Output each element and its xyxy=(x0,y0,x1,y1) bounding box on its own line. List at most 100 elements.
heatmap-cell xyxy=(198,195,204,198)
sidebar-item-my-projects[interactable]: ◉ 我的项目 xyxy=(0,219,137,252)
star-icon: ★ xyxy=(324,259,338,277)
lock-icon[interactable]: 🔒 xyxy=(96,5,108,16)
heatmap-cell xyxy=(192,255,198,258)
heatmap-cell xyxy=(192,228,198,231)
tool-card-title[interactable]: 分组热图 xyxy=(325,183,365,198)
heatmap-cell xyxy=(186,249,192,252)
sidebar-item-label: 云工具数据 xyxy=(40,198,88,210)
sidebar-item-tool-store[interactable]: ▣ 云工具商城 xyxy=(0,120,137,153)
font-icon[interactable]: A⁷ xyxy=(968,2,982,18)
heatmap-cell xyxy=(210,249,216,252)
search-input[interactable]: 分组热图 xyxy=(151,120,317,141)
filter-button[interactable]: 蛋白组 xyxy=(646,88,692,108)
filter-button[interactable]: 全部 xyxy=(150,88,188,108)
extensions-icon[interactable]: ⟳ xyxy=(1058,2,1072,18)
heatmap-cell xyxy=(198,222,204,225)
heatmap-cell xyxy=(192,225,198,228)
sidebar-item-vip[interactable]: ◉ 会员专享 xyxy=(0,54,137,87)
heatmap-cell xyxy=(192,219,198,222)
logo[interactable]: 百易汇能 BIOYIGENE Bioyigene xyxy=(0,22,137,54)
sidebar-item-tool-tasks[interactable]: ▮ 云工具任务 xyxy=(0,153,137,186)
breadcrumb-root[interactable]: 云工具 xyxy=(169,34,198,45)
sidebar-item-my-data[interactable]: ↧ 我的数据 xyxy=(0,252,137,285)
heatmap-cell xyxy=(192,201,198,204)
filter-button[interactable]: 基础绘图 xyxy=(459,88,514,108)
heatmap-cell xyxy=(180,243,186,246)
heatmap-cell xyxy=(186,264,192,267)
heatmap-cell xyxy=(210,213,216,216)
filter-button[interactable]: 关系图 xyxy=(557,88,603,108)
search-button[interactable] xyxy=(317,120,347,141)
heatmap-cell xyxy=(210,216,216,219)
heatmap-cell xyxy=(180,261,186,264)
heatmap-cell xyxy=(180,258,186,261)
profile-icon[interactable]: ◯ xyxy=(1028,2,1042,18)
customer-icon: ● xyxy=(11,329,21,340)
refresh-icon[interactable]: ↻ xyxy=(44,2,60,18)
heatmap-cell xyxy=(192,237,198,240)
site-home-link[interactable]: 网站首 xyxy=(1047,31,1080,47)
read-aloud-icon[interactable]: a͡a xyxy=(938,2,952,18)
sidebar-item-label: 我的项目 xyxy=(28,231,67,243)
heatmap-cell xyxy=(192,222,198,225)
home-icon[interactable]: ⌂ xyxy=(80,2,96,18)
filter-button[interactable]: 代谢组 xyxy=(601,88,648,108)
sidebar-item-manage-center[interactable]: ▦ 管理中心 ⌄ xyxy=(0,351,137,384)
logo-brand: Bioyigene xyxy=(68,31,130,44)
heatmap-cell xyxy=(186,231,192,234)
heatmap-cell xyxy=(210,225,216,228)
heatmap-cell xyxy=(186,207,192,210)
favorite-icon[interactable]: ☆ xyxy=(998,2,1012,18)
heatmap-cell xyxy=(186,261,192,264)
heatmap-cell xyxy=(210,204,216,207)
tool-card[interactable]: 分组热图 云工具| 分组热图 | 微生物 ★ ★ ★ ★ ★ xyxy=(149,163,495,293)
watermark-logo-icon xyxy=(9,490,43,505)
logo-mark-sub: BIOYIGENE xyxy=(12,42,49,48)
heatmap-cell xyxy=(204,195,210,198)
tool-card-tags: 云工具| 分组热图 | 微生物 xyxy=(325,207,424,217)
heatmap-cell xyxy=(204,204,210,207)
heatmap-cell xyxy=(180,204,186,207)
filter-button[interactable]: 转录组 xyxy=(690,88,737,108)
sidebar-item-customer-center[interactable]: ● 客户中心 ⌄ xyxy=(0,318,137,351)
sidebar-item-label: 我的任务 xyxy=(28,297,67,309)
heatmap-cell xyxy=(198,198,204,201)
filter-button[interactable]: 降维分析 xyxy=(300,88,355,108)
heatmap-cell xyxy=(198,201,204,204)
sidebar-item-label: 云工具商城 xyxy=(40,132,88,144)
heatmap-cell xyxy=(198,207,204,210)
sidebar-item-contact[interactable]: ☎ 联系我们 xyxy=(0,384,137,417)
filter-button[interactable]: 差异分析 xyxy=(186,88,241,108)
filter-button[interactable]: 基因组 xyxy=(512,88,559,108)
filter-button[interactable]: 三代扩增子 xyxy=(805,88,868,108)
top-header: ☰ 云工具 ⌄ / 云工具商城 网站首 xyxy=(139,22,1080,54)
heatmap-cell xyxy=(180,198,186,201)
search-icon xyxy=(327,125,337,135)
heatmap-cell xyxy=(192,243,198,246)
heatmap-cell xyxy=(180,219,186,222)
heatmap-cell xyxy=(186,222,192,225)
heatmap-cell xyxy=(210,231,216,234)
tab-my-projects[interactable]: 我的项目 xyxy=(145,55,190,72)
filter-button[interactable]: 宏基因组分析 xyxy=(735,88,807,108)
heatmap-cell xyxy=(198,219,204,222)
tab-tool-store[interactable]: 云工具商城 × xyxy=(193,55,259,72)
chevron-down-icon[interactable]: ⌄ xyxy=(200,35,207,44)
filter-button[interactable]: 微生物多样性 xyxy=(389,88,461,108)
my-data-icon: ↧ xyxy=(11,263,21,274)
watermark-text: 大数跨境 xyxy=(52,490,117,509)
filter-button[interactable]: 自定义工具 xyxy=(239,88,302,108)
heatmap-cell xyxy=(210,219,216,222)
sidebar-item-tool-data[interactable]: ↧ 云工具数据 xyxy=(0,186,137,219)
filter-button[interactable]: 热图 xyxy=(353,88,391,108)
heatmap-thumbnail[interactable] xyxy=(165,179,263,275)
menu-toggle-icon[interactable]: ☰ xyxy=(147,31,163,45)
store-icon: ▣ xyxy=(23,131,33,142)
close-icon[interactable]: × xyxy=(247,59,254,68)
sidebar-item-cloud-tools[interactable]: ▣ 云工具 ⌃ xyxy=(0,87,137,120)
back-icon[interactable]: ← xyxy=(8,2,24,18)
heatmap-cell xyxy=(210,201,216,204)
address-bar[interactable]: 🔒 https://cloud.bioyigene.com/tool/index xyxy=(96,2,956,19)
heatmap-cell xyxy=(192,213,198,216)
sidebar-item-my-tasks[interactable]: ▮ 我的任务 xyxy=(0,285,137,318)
▬▬▬▬▬▬▬▬▬▬
Directions for this task
Reproduce, unchanged, the stretch of the records from their first line through the line containing "filter-button[interactable]: 代谢组 xyxy=(601,88,648,108)".

Exercise output
Output each element and its xyxy=(x0,y0,x1,y1) bounding box on its own line. List at most 100 elements.
heatmap-cell xyxy=(198,195,204,198)
sidebar-item-my-projects[interactable]: ◉ 我的项目 xyxy=(0,219,137,252)
star-icon: ★ xyxy=(324,259,338,277)
lock-icon[interactable]: 🔒 xyxy=(96,5,108,16)
heatmap-cell xyxy=(192,255,198,258)
heatmap-cell xyxy=(192,228,198,231)
tool-card-title[interactable]: 分组热图 xyxy=(325,183,365,198)
heatmap-cell xyxy=(186,249,192,252)
sidebar-item-label: 云工具数据 xyxy=(40,198,88,210)
sidebar-item-tool-store[interactable]: ▣ 云工具商城 xyxy=(0,120,137,153)
font-icon[interactable]: A⁷ xyxy=(968,2,982,18)
heatmap-cell xyxy=(210,249,216,252)
search-input[interactable]: 分组热图 xyxy=(151,120,317,141)
filter-button[interactable]: 蛋白组 xyxy=(646,88,692,108)
filter-button[interactable]: 全部 xyxy=(150,88,188,108)
extensions-icon[interactable]: ⟳ xyxy=(1058,2,1072,18)
heatmap-cell xyxy=(198,222,204,225)
heatmap-cell xyxy=(192,225,198,228)
sidebar-item-vip[interactable]: ◉ 会员专享 xyxy=(0,54,137,87)
heatmap-cell xyxy=(192,219,198,222)
logo[interactable]: 百易汇能 BIOYIGENE Bioyigene xyxy=(0,22,137,54)
sidebar-item-tool-tasks[interactable]: ▮ 云工具任务 xyxy=(0,153,137,186)
breadcrumb-root[interactable]: 云工具 xyxy=(169,34,198,45)
sidebar-item-my-data[interactable]: ↧ 我的数据 xyxy=(0,252,137,285)
heatmap-cell xyxy=(192,201,198,204)
filter-button[interactable]: 基础绘图 xyxy=(459,88,514,108)
heatmap-cell xyxy=(180,243,186,246)
heatmap-cell xyxy=(186,264,192,267)
heatmap-cell xyxy=(210,213,216,216)
filter-button[interactable]: 关系图 xyxy=(557,88,603,108)
search-button[interactable] xyxy=(317,120,347,141)
heatmap-cell xyxy=(210,216,216,219)
heatmap-cell xyxy=(180,261,186,264)
heatmap-cell xyxy=(180,258,186,261)
profile-icon[interactable]: ◯ xyxy=(1028,2,1042,18)
customer-icon: ● xyxy=(11,329,21,340)
refresh-icon[interactable]: ↻ xyxy=(44,2,60,18)
heatmap-cell xyxy=(192,237,198,240)
site-home-link[interactable]: 网站首 xyxy=(1047,31,1080,47)
read-aloud-icon[interactable]: a͡a xyxy=(938,2,952,18)
sidebar-item-label: 我的项目 xyxy=(28,231,67,243)
heatmap-cell xyxy=(192,222,198,225)
home-icon[interactable]: ⌂ xyxy=(80,2,96,18)
filter-button[interactable]: 代谢组 xyxy=(601,88,648,108)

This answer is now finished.